**TASK BRIEF**
Go through the lines below. Copy those with "home".

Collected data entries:

[start]

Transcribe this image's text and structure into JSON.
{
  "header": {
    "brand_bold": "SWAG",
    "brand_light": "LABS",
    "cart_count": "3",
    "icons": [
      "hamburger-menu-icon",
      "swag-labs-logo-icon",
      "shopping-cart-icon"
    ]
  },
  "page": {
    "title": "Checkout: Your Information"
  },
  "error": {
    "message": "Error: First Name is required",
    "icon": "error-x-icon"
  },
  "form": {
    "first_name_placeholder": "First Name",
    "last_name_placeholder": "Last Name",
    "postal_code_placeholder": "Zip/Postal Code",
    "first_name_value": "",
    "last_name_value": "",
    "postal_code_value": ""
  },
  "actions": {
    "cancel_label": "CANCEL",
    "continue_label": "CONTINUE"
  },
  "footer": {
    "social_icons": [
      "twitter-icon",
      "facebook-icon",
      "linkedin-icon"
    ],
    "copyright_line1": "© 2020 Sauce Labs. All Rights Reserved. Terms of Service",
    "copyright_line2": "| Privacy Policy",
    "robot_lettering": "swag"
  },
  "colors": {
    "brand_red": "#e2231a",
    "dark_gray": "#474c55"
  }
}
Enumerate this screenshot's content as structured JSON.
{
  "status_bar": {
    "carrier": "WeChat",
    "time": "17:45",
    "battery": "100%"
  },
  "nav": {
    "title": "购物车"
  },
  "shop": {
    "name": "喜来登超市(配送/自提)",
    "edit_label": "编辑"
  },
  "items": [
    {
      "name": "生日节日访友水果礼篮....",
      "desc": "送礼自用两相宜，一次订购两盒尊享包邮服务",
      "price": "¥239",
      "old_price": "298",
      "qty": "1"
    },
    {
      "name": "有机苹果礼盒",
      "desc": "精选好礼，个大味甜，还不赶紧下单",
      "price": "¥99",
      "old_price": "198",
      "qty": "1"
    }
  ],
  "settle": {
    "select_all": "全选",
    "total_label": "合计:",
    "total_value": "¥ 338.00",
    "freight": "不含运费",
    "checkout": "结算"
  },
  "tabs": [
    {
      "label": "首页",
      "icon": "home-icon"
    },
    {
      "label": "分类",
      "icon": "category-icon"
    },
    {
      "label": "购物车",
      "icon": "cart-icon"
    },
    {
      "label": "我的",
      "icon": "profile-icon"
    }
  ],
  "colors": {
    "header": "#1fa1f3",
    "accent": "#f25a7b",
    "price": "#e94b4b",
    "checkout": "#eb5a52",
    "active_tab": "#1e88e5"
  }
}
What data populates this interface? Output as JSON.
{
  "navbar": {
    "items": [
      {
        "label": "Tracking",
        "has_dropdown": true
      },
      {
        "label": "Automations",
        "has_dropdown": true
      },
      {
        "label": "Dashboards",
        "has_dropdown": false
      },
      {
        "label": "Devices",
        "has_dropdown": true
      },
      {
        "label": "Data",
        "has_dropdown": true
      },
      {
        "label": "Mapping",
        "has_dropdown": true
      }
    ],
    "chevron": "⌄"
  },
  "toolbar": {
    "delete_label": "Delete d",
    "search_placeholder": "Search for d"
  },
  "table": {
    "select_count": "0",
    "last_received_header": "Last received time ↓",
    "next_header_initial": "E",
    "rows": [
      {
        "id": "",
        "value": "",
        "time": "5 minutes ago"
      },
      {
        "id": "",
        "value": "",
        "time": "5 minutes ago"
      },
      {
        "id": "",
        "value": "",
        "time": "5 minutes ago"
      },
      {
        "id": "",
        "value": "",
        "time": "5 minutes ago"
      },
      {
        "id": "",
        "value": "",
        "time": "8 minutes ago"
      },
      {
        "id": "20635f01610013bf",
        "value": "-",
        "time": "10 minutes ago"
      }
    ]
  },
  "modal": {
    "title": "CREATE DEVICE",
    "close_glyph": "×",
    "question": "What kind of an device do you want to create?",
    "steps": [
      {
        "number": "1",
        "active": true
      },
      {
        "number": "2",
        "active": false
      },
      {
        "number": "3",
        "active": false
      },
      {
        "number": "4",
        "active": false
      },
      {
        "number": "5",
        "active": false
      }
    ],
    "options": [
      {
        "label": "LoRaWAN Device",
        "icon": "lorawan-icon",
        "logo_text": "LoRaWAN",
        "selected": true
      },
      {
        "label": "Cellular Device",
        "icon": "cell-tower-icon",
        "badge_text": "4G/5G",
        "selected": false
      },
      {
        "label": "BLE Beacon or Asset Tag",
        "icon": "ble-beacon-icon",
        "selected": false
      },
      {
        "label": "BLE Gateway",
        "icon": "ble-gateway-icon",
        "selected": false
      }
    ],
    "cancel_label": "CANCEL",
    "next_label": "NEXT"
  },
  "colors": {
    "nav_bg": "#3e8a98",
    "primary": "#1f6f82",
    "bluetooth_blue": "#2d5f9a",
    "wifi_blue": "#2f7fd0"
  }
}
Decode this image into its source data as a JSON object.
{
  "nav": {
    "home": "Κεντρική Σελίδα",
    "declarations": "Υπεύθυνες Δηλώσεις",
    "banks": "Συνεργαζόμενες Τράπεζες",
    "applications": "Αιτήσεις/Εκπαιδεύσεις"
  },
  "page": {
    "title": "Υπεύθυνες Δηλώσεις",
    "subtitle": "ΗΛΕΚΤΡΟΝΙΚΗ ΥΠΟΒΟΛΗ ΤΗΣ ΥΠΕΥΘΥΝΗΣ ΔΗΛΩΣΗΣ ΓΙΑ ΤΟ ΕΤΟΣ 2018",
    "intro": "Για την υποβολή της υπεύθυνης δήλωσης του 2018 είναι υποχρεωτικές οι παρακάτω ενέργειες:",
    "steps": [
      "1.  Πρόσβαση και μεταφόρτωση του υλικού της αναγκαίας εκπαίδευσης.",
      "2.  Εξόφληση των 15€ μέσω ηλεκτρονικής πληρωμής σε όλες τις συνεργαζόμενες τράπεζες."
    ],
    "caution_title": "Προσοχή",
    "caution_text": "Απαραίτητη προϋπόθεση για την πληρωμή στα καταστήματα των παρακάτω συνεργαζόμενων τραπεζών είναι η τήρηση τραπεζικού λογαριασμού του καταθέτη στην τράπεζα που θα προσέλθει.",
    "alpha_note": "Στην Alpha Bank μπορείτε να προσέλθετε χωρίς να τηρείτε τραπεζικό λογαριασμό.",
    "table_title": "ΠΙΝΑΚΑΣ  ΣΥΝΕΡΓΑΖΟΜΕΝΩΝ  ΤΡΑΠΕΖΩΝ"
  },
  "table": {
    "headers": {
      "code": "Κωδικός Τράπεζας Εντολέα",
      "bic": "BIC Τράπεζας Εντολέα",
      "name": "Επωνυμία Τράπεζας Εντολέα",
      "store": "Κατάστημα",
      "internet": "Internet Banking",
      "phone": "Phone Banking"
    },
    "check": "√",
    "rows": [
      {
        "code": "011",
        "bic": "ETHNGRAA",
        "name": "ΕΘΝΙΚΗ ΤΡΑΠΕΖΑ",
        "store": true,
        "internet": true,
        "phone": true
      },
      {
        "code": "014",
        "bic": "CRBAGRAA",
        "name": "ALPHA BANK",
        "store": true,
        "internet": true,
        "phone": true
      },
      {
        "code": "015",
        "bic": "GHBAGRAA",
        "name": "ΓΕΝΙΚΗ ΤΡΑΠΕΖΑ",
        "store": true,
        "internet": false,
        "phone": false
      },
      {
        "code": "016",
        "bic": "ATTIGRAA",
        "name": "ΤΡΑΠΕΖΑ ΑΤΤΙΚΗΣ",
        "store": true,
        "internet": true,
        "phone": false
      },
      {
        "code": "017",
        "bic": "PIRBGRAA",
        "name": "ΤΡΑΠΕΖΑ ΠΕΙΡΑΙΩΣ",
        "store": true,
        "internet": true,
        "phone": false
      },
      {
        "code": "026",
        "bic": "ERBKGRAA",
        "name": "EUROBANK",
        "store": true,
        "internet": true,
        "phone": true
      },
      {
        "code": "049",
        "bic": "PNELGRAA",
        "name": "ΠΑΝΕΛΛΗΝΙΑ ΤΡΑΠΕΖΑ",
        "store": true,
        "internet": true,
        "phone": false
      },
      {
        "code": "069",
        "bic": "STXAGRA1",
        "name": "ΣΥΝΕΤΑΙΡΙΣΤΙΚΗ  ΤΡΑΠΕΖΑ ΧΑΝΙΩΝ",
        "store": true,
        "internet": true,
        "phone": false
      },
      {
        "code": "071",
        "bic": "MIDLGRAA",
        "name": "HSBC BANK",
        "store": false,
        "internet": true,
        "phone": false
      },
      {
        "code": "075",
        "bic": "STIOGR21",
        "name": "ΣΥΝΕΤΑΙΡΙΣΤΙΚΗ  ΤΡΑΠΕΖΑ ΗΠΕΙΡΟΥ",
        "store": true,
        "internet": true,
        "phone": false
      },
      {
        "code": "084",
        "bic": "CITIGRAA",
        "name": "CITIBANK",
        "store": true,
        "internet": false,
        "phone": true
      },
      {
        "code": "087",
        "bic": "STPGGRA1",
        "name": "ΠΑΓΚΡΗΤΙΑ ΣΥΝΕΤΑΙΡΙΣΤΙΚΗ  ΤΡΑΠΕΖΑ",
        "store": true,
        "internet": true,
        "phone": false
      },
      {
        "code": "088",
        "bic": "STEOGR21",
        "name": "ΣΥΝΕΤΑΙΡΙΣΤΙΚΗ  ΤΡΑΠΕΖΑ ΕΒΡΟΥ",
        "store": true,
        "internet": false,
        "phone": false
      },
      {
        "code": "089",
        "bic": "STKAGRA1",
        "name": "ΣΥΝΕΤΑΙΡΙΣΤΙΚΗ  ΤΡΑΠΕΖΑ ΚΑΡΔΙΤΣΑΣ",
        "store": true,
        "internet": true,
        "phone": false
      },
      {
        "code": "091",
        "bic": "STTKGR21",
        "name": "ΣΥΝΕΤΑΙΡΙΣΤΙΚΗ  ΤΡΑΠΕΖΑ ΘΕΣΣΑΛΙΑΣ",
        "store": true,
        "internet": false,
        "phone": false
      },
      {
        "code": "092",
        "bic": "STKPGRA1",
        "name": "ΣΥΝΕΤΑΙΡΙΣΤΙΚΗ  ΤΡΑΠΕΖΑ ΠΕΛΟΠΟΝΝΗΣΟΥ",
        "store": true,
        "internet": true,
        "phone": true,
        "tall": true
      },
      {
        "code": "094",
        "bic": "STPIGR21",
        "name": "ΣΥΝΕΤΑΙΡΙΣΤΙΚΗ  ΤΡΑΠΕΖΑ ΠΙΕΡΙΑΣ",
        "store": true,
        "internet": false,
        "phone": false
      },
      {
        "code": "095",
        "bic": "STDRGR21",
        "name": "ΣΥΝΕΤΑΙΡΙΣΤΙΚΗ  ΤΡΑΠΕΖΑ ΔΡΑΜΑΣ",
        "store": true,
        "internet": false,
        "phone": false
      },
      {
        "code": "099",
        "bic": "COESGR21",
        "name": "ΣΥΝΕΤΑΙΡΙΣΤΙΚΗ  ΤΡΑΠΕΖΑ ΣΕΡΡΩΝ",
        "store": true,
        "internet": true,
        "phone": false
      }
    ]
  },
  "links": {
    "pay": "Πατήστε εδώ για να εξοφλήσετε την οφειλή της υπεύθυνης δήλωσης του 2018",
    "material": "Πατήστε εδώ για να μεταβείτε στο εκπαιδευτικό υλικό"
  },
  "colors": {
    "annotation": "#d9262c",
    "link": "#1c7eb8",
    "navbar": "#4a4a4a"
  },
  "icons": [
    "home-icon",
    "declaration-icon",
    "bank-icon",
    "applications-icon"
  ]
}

[end]

**RESPONSE TO THE EXERCISE**
      "icon": "home-icon"
    "home": "Κεντρική Σελίδα",
    "home-icon",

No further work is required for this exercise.